Data excerpts
╔══
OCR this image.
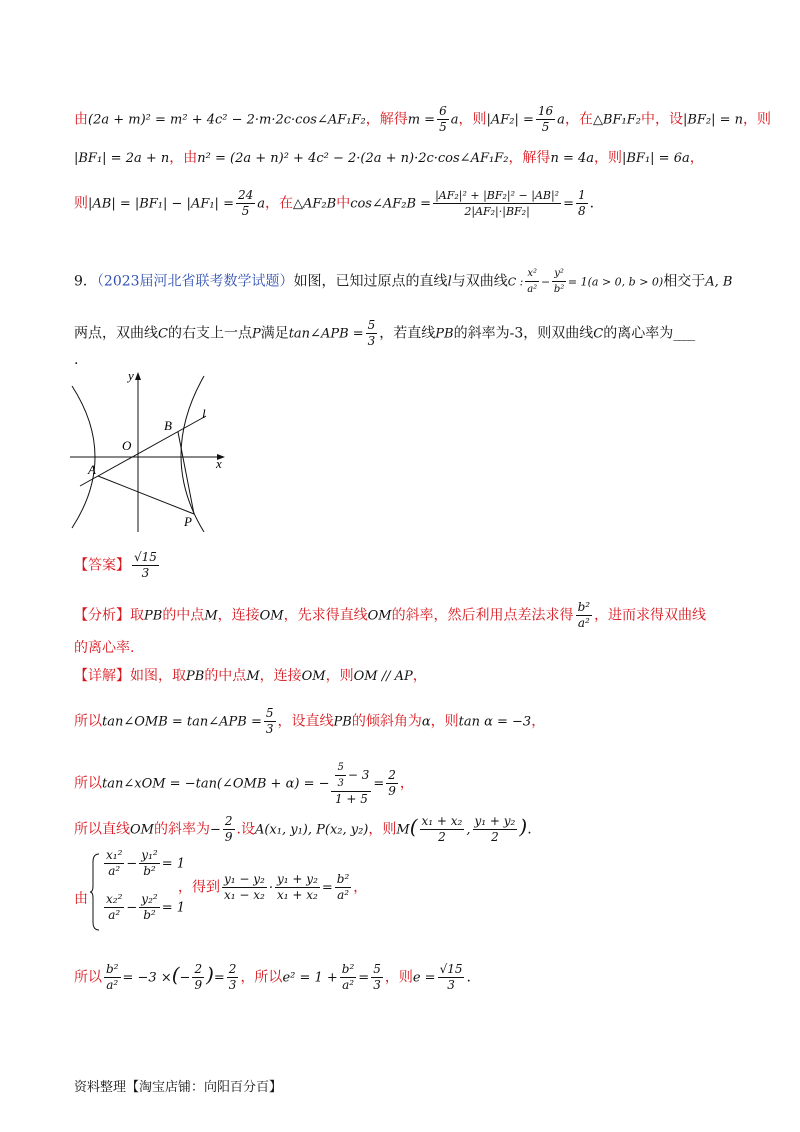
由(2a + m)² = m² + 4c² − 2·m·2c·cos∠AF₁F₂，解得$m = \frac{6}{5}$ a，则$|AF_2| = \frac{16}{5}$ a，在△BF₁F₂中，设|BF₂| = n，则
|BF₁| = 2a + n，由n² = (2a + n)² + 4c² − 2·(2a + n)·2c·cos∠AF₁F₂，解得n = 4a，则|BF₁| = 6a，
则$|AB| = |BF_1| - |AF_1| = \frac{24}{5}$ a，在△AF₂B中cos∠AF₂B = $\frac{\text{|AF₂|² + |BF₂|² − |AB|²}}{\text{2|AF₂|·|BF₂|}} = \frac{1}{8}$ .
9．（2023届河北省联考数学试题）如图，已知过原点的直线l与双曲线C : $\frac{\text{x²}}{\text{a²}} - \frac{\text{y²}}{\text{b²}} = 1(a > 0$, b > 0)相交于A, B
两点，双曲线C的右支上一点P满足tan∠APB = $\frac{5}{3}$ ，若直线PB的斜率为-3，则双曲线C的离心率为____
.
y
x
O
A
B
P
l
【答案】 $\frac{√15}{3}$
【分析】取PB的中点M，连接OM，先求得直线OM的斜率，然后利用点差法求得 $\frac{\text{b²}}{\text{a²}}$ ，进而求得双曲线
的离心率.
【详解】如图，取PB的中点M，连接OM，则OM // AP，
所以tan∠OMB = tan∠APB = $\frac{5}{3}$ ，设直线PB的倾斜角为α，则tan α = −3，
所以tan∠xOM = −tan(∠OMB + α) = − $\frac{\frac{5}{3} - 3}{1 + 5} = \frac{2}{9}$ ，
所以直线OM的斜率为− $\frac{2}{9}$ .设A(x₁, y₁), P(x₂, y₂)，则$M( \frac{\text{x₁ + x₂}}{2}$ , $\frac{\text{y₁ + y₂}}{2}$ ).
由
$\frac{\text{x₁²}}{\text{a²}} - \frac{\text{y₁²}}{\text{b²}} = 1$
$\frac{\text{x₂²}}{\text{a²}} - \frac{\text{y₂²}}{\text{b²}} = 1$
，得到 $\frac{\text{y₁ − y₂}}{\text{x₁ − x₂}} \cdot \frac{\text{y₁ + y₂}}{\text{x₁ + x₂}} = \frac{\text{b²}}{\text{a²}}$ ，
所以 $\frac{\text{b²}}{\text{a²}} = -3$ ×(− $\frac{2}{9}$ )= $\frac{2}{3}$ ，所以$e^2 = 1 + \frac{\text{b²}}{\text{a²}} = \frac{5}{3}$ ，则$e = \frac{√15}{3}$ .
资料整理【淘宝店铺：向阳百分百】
╚══
╔══
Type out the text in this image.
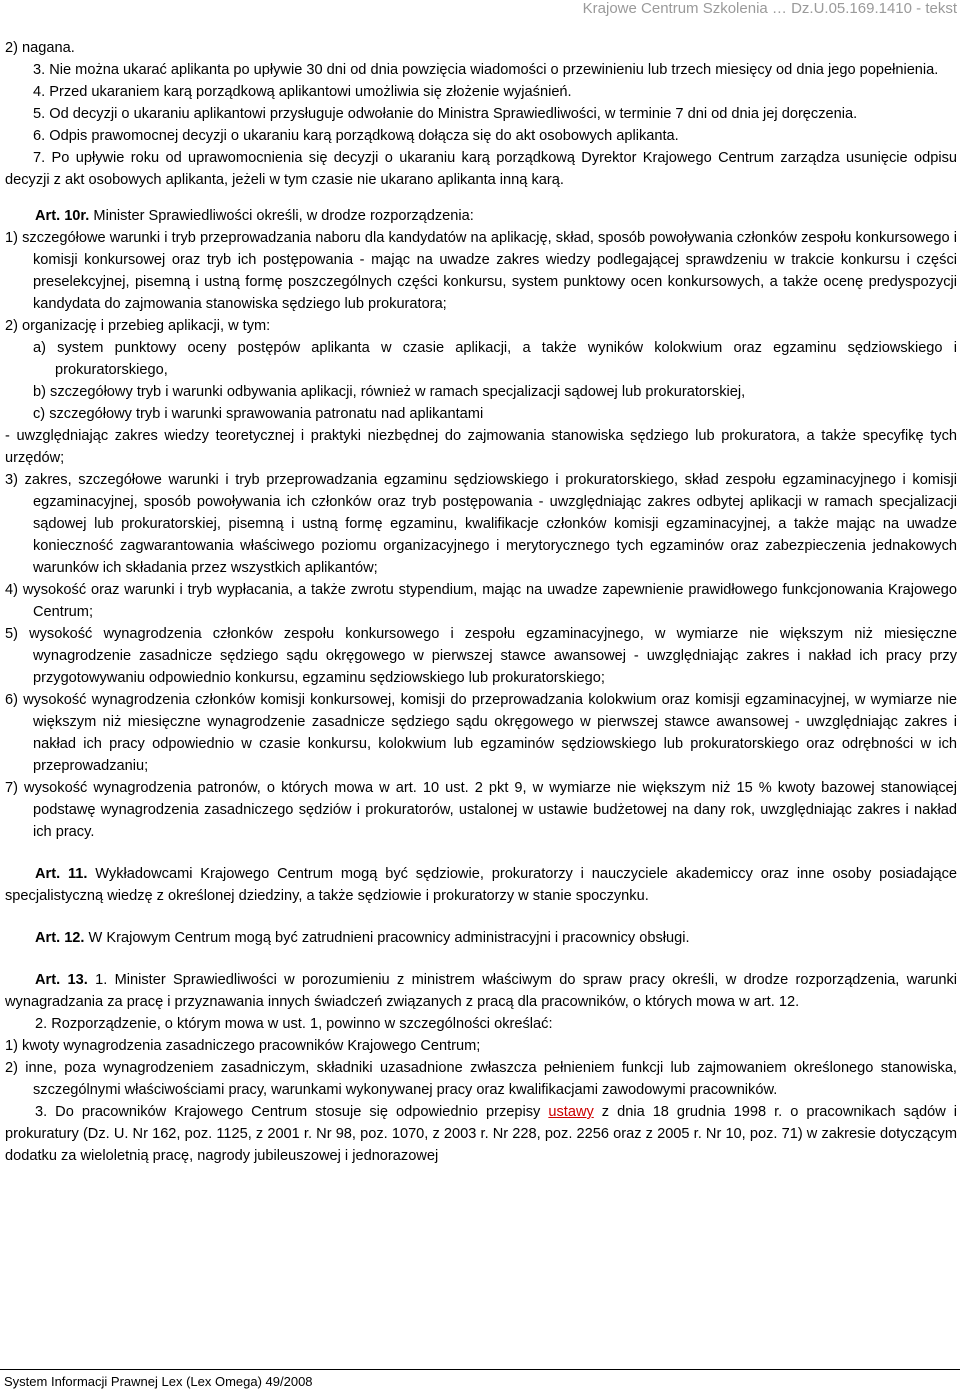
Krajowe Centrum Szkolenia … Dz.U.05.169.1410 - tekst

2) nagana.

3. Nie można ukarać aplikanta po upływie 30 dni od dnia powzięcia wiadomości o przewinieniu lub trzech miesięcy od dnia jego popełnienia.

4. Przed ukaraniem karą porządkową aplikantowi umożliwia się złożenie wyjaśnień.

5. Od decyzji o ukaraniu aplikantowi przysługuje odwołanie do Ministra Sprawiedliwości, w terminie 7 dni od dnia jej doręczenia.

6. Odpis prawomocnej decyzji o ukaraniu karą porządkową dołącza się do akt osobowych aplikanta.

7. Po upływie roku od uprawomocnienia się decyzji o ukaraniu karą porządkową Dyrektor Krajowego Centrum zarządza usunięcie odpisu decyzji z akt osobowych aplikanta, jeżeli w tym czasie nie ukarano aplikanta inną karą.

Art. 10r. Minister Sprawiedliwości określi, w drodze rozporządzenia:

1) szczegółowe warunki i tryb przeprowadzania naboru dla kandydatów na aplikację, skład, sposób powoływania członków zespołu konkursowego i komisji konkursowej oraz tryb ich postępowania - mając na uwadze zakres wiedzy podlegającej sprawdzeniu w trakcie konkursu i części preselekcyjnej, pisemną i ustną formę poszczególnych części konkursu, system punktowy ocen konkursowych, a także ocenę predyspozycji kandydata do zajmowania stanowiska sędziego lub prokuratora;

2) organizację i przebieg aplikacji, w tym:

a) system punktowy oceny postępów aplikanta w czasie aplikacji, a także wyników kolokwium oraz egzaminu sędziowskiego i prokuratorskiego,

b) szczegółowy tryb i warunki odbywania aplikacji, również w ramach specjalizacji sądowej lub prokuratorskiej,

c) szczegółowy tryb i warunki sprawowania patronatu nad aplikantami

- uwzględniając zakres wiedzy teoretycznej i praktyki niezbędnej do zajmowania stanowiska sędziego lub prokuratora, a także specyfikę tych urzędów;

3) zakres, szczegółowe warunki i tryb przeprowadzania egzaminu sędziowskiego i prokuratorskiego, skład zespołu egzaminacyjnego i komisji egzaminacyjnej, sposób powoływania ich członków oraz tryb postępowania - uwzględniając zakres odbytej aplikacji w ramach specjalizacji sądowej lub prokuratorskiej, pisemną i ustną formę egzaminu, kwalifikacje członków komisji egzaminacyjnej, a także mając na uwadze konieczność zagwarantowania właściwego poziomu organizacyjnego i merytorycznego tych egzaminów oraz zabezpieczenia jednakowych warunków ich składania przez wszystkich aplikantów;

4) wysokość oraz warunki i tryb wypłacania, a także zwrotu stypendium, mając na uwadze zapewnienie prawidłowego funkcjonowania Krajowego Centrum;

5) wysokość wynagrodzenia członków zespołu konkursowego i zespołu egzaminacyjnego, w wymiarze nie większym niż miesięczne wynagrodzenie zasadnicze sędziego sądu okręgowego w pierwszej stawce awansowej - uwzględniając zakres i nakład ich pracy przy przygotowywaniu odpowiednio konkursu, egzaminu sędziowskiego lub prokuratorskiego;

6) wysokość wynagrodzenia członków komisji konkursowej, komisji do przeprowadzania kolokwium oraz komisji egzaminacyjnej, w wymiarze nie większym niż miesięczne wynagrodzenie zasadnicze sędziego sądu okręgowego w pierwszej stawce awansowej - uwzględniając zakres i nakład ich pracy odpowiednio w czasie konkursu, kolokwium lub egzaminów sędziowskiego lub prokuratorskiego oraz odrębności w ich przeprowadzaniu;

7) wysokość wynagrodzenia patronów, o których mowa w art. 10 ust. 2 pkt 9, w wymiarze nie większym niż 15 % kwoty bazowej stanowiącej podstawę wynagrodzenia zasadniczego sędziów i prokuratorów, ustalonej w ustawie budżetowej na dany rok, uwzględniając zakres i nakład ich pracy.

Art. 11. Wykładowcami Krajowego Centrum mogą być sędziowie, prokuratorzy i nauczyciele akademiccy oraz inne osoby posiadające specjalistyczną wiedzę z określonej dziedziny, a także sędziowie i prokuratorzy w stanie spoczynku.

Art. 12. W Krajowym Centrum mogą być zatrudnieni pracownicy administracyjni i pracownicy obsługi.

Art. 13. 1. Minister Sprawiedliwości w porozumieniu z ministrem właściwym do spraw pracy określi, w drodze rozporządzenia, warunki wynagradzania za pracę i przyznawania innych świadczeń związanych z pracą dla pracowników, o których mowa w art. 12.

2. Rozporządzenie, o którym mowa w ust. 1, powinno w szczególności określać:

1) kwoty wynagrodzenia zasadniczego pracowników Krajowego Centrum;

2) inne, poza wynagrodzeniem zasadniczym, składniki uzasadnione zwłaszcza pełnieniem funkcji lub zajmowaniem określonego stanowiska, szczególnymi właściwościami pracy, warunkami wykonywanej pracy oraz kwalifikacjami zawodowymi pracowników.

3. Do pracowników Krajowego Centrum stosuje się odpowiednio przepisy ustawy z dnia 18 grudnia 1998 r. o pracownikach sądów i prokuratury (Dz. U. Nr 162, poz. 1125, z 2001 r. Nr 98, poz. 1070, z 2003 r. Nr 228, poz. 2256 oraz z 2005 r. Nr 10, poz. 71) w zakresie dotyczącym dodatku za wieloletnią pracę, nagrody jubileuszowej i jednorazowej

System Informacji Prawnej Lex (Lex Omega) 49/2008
╚══
Objective: How many lines in the records above hold the word "AF₁F₂"? Give only the number.

Solution below: 2